Brano riportato:
+--

Sul fronte delle missioni, presso i contingenti internazionali, continuò l’impiego dei militari nelle seguenti operazioni: 1° e 2° Police Opeational Mentoring & Liaison Team (POMLT) in Herat, e nuova apertura, in data 12 gennaio del 3° POMLT in Farah (Afghanistan)

Nel 2012 furono sempre mantenuti i nuclei di scorta e sicurezza presso le Ambasciate italiane all’estero.

Sul fronte delle missioni, presso i contingenti internazionali, continuò l’impiego dei militari ad Herat e Afghanistan.

Stessi task anche per l’ano successivo. Inoltre, fu aperta la missione addestrativa in favore della Polizia Somala, “MIADIT Somalia” a Djibouti con la partecipazione del personale del Reggimento.

Nessuna particolare novità per il 2014.

Il 24 giugno 2015 partì un primo nucleo di Carabinieri del 1° Reggimento “Tuscania” per l’apertura della nuova missione “Inherent Revolve Prima Pathica” a Baghdad con l’incarico di addestrare le Forze di Polizia irachene.

Il 4 novembre 2016, nel corso delle celebrazioni della “Giornata della Forze Armate”, svoltesi a Roma, presso l’Altare della Patria, alla presenza delle più alte cariche dello Stato e del comandante Generale dell’Arma dei Carabinieri, Generale di Corpo D’Armata Tullio Del Sette, il Presidente della Repubblica, Sergio Mattarella decorò, la Bandiera di Guerra del 1° Reggimento Carabinieri Paracadutisti “Tuscania”, con la seconda onorificenza di Cavaliere dell’Ordine Militare d’Italia, in ragione delle attività svolte nel corso delle missioni “Antica Babilonia” effettuate in Iraq dal 2003 al 2005 con la seguente motivazione:

REGGIMENTO CARABINIERI PARACADUTISTI, IMPIEGATO IN NUMEROSE OPERAZIONI ALL’ESTERO PER IL MANTENIMENTO DELLA PACE, FORNIVA PROVA DI ALTISSIMA PROFESSIONALITA’, GRANDE CORAGGIO E TOTALE ABNEGAZIONE CONSENTENDO, IN PARTICOLARE, IN TERRITORIO IRACHENO, DI GARANTIRE IMPORTANTI INTERESSI NAZIONALI E DI METTERE IN SALVO IN PIU’ OCCASIONI MOLTE PERSONE ESPOSTE A INCOMBENTI E GRAVI PERICOLI, A MANIFESTO E CONTINUO RISCHIO DEI PROPRI MILITARI.

+--

Dati estratti:

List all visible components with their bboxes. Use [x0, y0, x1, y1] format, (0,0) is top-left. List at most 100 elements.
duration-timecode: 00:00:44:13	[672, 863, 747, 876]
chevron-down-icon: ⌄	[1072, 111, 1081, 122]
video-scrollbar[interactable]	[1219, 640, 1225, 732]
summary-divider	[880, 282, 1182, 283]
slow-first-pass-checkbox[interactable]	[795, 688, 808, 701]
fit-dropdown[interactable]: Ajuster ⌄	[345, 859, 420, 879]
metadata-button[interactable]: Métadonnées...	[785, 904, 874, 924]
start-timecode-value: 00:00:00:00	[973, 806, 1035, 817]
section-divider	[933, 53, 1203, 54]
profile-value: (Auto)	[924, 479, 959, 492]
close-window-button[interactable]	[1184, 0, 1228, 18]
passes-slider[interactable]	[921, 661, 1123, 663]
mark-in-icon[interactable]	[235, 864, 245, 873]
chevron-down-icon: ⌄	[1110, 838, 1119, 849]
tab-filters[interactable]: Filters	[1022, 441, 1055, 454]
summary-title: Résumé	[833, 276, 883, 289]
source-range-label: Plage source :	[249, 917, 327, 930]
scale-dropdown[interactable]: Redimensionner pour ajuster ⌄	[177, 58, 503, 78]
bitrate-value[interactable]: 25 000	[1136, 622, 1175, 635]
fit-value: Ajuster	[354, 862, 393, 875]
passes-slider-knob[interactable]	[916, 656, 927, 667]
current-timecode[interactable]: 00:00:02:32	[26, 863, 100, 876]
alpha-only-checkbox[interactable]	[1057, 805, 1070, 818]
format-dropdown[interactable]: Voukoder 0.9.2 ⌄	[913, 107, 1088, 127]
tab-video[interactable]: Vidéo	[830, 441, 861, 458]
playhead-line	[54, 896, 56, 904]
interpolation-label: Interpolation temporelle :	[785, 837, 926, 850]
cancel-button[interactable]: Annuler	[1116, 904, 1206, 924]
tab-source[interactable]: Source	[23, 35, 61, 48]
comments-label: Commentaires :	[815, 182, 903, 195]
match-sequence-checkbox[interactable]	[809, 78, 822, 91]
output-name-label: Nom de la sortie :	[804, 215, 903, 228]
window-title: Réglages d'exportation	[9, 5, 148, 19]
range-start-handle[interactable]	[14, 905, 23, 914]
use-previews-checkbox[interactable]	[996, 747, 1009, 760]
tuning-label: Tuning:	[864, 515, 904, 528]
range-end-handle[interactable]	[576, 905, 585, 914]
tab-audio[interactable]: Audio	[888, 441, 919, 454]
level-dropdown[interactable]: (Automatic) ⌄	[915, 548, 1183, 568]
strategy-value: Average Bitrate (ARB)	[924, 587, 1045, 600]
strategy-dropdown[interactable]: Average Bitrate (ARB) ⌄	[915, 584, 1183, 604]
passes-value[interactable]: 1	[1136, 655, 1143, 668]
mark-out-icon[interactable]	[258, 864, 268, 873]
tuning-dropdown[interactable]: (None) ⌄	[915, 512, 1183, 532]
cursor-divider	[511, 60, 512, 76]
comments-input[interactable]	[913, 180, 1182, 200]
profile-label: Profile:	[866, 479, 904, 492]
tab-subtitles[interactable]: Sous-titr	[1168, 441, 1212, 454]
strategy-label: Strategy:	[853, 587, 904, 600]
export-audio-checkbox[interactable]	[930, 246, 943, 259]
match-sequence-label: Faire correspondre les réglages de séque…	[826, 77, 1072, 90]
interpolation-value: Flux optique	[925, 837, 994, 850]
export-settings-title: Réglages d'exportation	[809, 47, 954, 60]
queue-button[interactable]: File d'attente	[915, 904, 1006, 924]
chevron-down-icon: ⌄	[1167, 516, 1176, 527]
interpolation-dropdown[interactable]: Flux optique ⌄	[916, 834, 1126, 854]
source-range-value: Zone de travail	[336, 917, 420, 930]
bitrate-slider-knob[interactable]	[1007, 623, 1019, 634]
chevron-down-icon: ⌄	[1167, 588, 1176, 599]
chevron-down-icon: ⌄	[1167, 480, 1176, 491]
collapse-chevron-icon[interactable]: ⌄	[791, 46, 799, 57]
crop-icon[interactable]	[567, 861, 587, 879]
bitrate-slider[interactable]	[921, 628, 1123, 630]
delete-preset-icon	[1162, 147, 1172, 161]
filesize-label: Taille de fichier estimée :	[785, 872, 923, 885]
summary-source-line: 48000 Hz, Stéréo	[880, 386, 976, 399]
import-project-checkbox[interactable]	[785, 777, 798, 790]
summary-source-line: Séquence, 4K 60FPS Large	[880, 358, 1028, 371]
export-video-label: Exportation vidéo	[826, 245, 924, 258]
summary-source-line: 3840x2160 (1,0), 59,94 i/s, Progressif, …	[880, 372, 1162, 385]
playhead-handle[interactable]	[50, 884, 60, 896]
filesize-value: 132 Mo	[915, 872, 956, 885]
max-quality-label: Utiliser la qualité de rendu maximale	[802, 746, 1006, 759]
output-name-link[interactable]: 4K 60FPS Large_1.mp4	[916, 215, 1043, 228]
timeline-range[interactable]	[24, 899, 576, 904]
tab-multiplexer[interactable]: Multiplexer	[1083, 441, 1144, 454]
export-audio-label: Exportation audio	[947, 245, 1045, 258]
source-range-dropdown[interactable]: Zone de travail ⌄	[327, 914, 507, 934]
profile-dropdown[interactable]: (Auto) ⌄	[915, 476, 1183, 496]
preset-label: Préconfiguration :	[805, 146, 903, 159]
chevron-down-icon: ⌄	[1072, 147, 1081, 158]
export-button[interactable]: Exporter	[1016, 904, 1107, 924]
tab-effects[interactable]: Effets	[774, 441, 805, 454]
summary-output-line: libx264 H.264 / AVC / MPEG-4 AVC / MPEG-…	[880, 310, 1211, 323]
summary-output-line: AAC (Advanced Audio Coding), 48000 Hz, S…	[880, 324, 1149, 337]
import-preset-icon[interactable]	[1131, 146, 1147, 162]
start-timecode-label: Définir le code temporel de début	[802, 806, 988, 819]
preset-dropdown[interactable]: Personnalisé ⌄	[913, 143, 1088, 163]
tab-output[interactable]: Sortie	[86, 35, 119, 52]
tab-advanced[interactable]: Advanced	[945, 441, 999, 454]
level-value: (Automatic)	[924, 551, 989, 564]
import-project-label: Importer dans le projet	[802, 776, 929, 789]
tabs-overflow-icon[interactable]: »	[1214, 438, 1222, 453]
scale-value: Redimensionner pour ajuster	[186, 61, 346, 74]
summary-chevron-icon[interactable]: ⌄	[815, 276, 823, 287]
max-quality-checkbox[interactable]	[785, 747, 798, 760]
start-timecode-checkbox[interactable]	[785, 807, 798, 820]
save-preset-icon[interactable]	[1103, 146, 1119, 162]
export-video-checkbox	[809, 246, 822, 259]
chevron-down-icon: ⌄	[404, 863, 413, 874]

+--

Compito da svolgere: Per favore, prosegui la cronaca del Reggimento “Tuscania” a partire dalla motivazione dell'onorificenza con cui termina.

Risposta:
I SUCCESSI RISCOSSI NELLE ATTIVITA’ OPERATIVE E IN QUELLE DI SUPPORTO ALLA POPOLAZIONE E ALLE ISTITUZIONI LOCALI VENIVANO INCONDIZIONATAMENTE RICONOSCIUTI IN AMBITO INTERNEZIONALE E CONTRIBUIVANO A RAFFORZARE IL PRESTIGIO DELL’ARMA DEI CARABINIERI E DELL’ITALIA ”.

IRAQ 2003-2005.

Nel corso del 2017 e del 2018 continuarono le numerose attività all’estero. Molto presenti in Africa.

Nel 2019 furono mantenuti i nuclei di Scorta e di Sicurezza presso le Ambasciate italiane situate nei Paesi a più alto rischio: Baghdad (Iraq), Kabul (Afghanistan), Tripoli (Libia), Beirut (Libano), Mogadiscio (Somalia) e Consolato Generale d’Italia in Erbil (Iraq).

Continuarono anche le missioni addestrative a favore della Polizia Somala e a favore delle Forze di Sicurezza dell’Autorità Nazionale Palestinese (MIADIT Palestina) a Gerico.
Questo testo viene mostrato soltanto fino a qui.